** BEGIN Task input **
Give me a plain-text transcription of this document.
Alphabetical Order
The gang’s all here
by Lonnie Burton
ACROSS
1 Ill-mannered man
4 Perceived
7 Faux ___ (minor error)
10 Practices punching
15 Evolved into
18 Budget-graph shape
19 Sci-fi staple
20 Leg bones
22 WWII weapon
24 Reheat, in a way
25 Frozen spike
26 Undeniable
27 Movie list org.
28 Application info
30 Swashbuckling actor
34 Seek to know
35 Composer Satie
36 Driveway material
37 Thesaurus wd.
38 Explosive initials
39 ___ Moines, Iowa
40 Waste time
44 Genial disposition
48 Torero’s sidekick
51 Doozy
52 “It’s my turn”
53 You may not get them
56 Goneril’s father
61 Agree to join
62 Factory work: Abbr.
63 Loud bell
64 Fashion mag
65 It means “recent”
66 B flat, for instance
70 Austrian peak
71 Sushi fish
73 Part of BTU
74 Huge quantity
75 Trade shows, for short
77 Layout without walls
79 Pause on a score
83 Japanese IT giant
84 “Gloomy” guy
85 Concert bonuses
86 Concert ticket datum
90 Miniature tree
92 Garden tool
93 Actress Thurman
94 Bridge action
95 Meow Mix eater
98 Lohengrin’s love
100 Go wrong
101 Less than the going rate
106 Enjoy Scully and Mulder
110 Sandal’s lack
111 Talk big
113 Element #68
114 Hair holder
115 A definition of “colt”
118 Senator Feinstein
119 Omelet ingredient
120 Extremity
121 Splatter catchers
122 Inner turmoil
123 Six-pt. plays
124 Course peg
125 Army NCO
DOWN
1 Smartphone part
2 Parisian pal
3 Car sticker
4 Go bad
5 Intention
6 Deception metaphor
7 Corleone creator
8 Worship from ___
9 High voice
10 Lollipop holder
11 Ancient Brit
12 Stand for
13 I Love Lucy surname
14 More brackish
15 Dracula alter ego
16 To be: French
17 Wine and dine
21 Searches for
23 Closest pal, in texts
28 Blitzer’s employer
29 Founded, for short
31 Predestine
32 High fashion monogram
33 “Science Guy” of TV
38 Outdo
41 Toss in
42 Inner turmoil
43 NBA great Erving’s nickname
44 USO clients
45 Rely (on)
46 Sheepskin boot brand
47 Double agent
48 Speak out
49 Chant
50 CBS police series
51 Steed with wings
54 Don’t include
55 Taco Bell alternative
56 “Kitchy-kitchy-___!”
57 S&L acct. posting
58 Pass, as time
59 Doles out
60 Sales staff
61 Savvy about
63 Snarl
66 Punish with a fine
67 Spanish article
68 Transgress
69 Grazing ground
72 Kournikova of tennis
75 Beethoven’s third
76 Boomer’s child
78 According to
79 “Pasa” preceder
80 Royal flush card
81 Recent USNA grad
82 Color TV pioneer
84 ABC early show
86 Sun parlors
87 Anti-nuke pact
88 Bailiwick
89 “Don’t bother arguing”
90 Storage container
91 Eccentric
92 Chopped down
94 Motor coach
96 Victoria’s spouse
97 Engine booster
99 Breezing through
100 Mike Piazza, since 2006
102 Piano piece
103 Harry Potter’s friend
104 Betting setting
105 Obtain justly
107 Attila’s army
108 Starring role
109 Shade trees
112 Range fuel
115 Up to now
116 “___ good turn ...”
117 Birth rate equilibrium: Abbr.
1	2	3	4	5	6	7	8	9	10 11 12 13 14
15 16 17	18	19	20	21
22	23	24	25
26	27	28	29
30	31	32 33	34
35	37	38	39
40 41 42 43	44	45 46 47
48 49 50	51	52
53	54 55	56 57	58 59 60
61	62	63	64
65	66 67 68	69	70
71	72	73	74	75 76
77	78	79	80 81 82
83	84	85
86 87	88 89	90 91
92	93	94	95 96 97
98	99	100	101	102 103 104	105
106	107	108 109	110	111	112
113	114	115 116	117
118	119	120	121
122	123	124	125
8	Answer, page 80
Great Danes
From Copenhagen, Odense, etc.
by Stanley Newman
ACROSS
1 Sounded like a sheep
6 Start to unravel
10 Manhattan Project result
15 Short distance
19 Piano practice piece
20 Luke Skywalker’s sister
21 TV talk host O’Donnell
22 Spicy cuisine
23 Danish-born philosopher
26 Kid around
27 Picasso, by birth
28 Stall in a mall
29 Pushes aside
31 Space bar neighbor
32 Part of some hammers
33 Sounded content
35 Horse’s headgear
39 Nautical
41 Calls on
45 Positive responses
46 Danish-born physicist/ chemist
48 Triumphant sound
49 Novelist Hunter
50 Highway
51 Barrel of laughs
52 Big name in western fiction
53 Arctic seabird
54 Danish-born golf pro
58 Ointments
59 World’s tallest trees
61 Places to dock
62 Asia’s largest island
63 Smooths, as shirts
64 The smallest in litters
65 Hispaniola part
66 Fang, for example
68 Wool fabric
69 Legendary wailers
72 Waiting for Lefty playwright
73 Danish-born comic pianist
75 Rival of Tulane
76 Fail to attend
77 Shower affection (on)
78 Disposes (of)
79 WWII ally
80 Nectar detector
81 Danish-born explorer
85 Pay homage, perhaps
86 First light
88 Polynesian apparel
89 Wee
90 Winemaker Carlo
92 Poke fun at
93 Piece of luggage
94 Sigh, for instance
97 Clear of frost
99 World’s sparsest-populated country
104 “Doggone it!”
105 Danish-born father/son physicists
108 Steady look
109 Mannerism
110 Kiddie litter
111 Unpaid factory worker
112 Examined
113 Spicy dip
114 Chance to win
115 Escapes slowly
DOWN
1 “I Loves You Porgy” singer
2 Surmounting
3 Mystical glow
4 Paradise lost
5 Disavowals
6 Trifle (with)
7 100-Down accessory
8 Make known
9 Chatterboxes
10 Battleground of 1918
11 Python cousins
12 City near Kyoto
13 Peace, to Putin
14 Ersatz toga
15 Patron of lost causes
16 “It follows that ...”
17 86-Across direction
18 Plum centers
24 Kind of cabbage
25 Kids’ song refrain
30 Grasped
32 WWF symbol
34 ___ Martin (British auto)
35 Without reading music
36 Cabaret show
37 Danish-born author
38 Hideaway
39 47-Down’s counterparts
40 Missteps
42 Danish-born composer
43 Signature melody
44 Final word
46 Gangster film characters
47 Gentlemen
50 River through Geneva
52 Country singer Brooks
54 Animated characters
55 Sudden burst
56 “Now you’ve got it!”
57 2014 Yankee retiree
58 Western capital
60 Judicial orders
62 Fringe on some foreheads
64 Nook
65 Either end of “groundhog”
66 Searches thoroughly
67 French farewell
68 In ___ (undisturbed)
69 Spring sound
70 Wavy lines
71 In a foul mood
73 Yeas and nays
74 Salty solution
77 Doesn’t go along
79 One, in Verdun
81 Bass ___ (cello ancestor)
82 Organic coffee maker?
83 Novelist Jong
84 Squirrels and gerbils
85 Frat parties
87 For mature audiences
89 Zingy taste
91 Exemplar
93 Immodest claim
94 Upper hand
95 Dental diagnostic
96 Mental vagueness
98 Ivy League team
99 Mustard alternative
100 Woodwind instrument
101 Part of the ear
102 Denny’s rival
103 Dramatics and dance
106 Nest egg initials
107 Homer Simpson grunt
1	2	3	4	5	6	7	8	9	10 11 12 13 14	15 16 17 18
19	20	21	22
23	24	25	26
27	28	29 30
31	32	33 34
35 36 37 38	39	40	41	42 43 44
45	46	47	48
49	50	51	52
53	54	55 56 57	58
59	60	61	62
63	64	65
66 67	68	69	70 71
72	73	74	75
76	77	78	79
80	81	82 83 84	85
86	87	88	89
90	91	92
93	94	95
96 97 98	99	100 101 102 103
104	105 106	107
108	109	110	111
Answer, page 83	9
** END Task input **
**Your task**
Restate the data above exactly, keeping each word as it stands.

**Problem solution**
Give me a plain-text transcription of this document.
Alphabetical Order
The gang’s all here
by Lonnie Burton
ACROSS
1 Ill-mannered man
4 Perceived
7 Faux ___ (minor error)
10 Practices punching
15 Evolved into
18 Budget-graph shape
19 Sci-fi staple
20 Leg bones
22 WWII weapon
24 Reheat, in a way
25 Frozen spike
26 Undeniable
27 Movie list org.
28 Application info
30 Swashbuckling actor
34 Seek to know
35 Composer Satie
36 Driveway material
37 Thesaurus wd.
38 Explosive initials
39 ___ Moines, Iowa
40 Waste time
44 Genial disposition
48 Torero’s sidekick
51 Doozy
52 “It’s my turn”
53 You may not get them
56 Goneril’s father
61 Agree to join
62 Factory work: Abbr.
63 Loud bell
64 Fashion mag
65 It means “recent”
66 B flat, for instance
70 Austrian peak
71 Sushi fish
73 Part of BTU
74 Huge quantity
75 Trade shows, for short
77 Layout without walls
79 Pause on a score
83 Japanese IT giant
84 “Gloomy” guy
85 Concert bonuses
86 Concert ticket datum
90 Miniature tree
92 Garden tool
93 Actress Thurman
94 Bridge action
95 Meow Mix eater
98 Lohengrin’s love
100 Go wrong
101 Less than the going rate
106 Enjoy Scully and Mulder
110 Sandal’s lack
111 Talk big
113 Element #68
114 Hair holder
115 A definition of “colt”
118 Senator Feinstein
119 Omelet ingredient
120 Extremity
121 Splatter catchers
122 Inner turmoil
123 Six-pt. plays
124 Course peg
125 Army NCO
DOWN
1 Smartphone part
2 Parisian pal
3 Car sticker
4 Go bad
5 Intention
6 Deception metaphor
7 Corleone creator
8 Worship from ___
9 High voice
10 Lollipop holder
11 Ancient Brit
12 Stand for
13 I Love Lucy surname
14 More brackish
15 Dracula alter ego
16 To be: French
17 Wine and dine
21 Searches for
23 Closest pal, in texts
28 Blitzer’s employer
29 Founded, for short
31 Predestine
32 High fashion monogram
33 “Science Guy” of TV
38 Outdo
41 Toss in
42 Inner turmoil
43 NBA great Erving’s nickname
44 USO clients
45 Rely (on)
46 Sheepskin boot brand
47 Double agent
48 Speak out
49 Chant
50 CBS police series
51 Steed with wings
54 Don’t include
55 Taco Bell alternative
56 “Kitchy-kitchy-___!”
57 S&L acct. posting
58 Pass, as time
59 Doles out
60 Sales staff
61 Savvy about
63 Snarl
66 Punish with a fine
67 Spanish article
68 Transgress
69 Grazing ground
72 Kournikova of tennis
75 Beethoven’s third
76 Boomer’s child
78 According to
79 “Pasa” preceder
80 Royal flush card
81 Recent USNA grad
82 Color TV pioneer
84 ABC early show
86 Sun parlors
87 Anti-nuke pact
88 Bailiwick
89 “Don’t bother arguing”
90 Storage container
91 Eccentric
92 Chopped down
94 Motor coach
96 Victoria’s spouse
97 Engine booster
99 Breezing through
100 Mike Piazza, since 2006
102 Piano piece
103 Harry Potter’s friend
104 Betting setting
105 Obtain justly
107 Attila’s army
108 Starring role
109 Shade trees
112 Range fuel
115 Up to now
116 “___ good turn ...”
117 Birth rate equilibrium: Abbr.
1	2	3	4	5	6	7	8	9	10 11 12 13 14
15 16 17	18	19	20	21
22	23	24	25
26	27	28	29
30	31	32 33	34
35	37	38	39
40 41 42 43	44	45 46 47
48 49 50	51	52
53	54 55	56 57	58 59 60
61	62	63	64
65	66 67 68	69	70
71	72	73	74	75 76
77	78	79	80 81 82
83	84	85
86 87	88 89	90 91
92	93	94	95 96 97
98	99	100	101	102 103 104	105
106	107	108 109	110	111	112
113	114	115 116	117
118	119	120	121
122	123	124	125
8	Answer, page 80
Great Danes
From Copenhagen, Odense, etc.
by Stanley Newman
ACROSS
1 Sounded like a sheep
6 Start to unravel
10 Manhattan Project result
15 Short distance
19 Piano practice piece
20 Luke Skywalker’s sister
21 TV talk host O’Donnell
22 Spicy cuisine
23 Danish-born philosopher
26 Kid around
27 Picasso, by birth
28 Stall in a mall
29 Pushes aside
31 Space bar neighbor
32 Part of some hammers
33 Sounded content
35 Horse’s headgear
39 Nautical
41 Calls on
45 Positive responses
46 Danish-born physicist/ chemist
48 Triumphant sound
49 Novelist Hunter
50 Highway
51 Barrel of laughs
52 Big name in western fiction
53 Arctic seabird
54 Danish-born golf pro
58 Ointments
59 World’s tallest trees
61 Places to dock
62 Asia’s largest island
63 Smooths, as shirts
64 The smallest in litters
65 Hispaniola part
66 Fang, for example
68 Wool fabric
69 Legendary wailers
72 Waiting for Lefty playwright
73 Danish-born comic pianist
75 Rival of Tulane
76 Fail to attend
77 Shower affection (on)
78 Disposes (of)
79 WWII ally
80 Nectar detector
81 Danish-born explorer
85 Pay homage, perhaps
86 First light
88 Polynesian apparel
89 Wee
90 Winemaker Carlo
92 Poke fun at
93 Piece of luggage
94 Sigh, for instance
97 Clear of frost
99 World’s sparsest-populated country
104 “Doggone it!”
105 Danish-born father/son physicists
108 Steady look
109 Mannerism
110 Kiddie litter
111 Unpaid factory worker
112 Examined
113 Spicy dip
114 Chance to win
115 Escapes slowly
DOWN
1 “I Loves You Porgy” singer
2 Surmounting
3 Mystical glow
4 Paradise lost
5 Disavowals
6 Trifle (with)
7 100-Down accessory
8 Make known
9 Chatterboxes
10 Battleground of 1918
11 Python cousins
12 City near Kyoto
13 Peace, to Putin
14 Ersatz toga
15 Patron of lost causes
16 “It follows that ...”
17 86-Across direction
18 Plum centers
24 Kind of cabbage
25 Kids’ song refrain
30 Grasped
32 WWF symbol
34 ___ Martin (British auto)
35 Without reading music
36 Cabaret show
37 Danish-born author
38 Hideaway
39 47-Down’s counterparts
40 Missteps
42 Danish-born composer
43 Signature melody
44 Final word
46 Gangster film characters
47 Gentlemen
50 River through Geneva
52 Country singer Brooks
54 Animated characters
55 Sudden burst
56 “Now you’ve got it!”
57 2014 Yankee retiree
58 Western capital
60 Judicial orders
62 Fringe on some foreheads
64 Nook
65 Either end of “groundhog”
66 Searches thoroughly
67 French farewell
68 In ___ (undisturbed)
69 Spring sound
70 Wavy lines
71 In a foul mood
73 Yeas and nays
74 Salty solution
77 Doesn’t go along
79 One, in Verdun
81 Bass ___ (cello ancestor)
82 Organic coffee maker?
83 Novelist Jong
84 Squirrels and gerbils
85 Frat parties
87 For mature audiences
89 Zingy taste
91 Exemplar
93 Immodest claim
94 Upper hand
95 Dental diagnostic
96 Mental vagueness
98 Ivy League team
99 Mustard alternative
100 Woodwind instrument
101 Part of the ear
102 Denny’s rival
103 Dramatics and dance
106 Nest egg initials
107 Homer Simpson grunt
1	2	3	4	5	6	7	8	9	10 11 12 13 14	15 16 17 18
19	20	21	22
23	24	25	26
27	28	29 30
31	32	33 34
35 36 37 38	39	40	41	42 43 44
45	46	47	48
49	50	51	52
53	54	55 56 57	58
59	60	61	62
63	64	65
66 67	68	69	70 71
72	73	74	75
76	77	78	79
80	81	82 83 84	85
86	87	88	89
90	91	92
93	94	95
96 97 98	99	100 101 102 103
104	105 106	107
108	109	110	111
Answer, page 83	9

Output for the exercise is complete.